SET TASK:
Determine the number of lines in the data that include the word "arrow", and write only that number.

# Start of INPUT DATA

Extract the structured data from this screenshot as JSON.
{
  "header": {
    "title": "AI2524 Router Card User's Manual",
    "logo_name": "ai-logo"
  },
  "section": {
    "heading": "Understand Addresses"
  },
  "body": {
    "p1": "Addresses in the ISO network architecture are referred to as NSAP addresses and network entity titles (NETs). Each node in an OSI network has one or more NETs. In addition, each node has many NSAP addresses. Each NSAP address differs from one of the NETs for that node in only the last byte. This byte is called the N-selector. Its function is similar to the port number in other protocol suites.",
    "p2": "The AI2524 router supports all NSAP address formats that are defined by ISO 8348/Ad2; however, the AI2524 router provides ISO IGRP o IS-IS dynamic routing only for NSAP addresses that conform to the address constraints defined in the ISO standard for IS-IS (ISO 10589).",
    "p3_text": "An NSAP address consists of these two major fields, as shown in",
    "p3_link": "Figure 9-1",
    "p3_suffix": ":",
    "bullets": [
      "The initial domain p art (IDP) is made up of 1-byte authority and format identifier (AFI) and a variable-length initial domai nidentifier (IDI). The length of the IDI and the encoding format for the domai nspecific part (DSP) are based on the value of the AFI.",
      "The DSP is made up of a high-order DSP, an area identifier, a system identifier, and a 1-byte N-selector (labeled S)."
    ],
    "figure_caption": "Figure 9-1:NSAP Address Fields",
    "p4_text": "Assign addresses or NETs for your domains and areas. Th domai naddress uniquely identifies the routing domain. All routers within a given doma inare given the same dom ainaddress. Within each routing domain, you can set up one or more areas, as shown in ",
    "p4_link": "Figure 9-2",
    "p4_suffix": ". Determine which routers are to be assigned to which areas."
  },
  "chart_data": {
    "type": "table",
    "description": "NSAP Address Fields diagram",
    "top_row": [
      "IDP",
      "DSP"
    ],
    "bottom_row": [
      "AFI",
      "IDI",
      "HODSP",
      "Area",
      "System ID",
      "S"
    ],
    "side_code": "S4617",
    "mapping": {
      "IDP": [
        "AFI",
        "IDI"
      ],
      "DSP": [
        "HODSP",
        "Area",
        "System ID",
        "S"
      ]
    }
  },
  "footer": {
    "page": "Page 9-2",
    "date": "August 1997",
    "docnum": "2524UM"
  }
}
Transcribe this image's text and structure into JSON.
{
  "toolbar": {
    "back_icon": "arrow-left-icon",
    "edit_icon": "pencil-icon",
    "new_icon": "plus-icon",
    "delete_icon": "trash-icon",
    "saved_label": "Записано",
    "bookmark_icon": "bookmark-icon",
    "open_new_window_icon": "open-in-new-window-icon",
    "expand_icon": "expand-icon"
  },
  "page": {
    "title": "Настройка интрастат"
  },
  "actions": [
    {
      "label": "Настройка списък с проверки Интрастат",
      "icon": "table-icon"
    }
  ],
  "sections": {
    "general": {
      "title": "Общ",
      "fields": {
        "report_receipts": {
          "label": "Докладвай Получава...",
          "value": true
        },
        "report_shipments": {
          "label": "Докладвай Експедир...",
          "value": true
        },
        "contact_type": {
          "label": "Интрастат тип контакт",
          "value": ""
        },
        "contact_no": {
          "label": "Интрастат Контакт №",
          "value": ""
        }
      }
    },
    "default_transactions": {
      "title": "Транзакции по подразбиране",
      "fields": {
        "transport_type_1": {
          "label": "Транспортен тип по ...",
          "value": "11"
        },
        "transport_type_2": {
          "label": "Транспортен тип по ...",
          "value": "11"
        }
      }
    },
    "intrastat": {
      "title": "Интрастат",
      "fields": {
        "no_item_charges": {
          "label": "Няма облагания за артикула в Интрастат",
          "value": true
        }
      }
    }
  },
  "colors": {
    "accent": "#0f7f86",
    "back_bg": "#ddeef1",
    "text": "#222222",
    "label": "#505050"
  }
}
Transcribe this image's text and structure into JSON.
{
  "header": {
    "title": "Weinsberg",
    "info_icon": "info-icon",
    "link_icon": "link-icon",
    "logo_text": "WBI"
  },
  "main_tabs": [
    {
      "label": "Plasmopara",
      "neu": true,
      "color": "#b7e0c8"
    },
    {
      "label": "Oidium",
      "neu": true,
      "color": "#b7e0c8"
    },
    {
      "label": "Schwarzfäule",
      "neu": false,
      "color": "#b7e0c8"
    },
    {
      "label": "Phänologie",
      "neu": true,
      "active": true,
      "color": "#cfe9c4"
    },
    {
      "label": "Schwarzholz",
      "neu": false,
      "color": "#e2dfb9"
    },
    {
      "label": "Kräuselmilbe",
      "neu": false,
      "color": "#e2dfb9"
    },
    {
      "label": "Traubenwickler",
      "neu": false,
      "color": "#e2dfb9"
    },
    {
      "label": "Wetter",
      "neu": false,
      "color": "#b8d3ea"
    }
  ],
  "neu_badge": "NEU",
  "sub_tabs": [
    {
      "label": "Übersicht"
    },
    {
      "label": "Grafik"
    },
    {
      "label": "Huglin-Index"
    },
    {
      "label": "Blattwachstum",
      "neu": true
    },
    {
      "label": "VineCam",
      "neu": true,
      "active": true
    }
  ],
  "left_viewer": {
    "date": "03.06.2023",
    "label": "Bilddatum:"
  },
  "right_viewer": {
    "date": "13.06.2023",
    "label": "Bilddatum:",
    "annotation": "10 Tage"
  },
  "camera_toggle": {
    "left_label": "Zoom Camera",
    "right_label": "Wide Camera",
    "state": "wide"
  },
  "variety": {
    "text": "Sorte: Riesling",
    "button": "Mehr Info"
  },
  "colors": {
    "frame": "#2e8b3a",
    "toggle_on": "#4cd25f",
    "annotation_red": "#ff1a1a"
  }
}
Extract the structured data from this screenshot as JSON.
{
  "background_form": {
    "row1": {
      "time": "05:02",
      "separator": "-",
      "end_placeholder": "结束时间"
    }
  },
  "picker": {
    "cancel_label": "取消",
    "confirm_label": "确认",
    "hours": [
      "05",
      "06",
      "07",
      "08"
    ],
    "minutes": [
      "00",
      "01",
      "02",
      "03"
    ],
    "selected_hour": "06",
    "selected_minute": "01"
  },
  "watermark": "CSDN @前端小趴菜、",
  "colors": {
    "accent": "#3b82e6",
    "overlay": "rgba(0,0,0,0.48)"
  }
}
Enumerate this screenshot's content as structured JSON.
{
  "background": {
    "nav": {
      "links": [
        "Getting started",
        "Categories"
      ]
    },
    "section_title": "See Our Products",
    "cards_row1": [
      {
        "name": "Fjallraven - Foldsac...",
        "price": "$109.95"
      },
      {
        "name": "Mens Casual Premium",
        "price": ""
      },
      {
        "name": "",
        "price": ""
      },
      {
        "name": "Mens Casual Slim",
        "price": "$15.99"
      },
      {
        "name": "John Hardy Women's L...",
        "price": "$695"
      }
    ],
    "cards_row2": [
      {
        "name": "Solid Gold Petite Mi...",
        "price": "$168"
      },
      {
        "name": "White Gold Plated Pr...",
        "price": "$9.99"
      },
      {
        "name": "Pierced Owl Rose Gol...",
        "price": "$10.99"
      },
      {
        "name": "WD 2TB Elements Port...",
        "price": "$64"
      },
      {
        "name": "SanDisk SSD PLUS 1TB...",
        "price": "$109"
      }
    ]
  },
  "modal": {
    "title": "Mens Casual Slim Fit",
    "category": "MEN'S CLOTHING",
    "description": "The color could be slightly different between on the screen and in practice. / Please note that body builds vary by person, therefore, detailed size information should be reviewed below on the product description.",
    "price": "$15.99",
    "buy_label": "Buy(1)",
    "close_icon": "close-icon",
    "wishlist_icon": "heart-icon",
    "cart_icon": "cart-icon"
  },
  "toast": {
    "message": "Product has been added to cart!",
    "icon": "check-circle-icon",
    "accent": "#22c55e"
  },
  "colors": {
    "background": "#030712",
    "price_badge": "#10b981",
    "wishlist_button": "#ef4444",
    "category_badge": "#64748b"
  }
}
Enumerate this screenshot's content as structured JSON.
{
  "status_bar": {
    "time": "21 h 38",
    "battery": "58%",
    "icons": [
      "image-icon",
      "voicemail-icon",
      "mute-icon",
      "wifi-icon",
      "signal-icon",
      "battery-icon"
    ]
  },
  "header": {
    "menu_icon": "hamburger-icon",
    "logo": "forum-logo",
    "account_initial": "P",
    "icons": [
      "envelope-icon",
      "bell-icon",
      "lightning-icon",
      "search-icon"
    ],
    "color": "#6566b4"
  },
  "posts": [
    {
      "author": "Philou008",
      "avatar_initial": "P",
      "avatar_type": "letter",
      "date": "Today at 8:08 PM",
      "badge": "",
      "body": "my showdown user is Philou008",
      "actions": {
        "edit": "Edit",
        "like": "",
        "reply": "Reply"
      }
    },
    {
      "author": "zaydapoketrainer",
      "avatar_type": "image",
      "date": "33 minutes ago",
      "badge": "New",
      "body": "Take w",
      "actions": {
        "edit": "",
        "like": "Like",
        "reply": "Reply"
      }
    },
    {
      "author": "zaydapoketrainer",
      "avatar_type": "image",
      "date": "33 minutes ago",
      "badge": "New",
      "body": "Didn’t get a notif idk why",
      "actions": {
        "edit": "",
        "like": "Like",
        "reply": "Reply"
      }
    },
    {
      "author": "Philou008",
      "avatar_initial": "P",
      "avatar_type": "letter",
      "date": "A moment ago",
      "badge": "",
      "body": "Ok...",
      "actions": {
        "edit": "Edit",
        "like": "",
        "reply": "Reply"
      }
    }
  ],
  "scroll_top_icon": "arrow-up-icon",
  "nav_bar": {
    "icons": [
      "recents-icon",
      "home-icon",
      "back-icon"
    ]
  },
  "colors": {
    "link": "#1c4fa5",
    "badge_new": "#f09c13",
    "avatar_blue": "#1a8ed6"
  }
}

# End of INPUT DATA

SOLUTION TO THIS PROBLEM:
2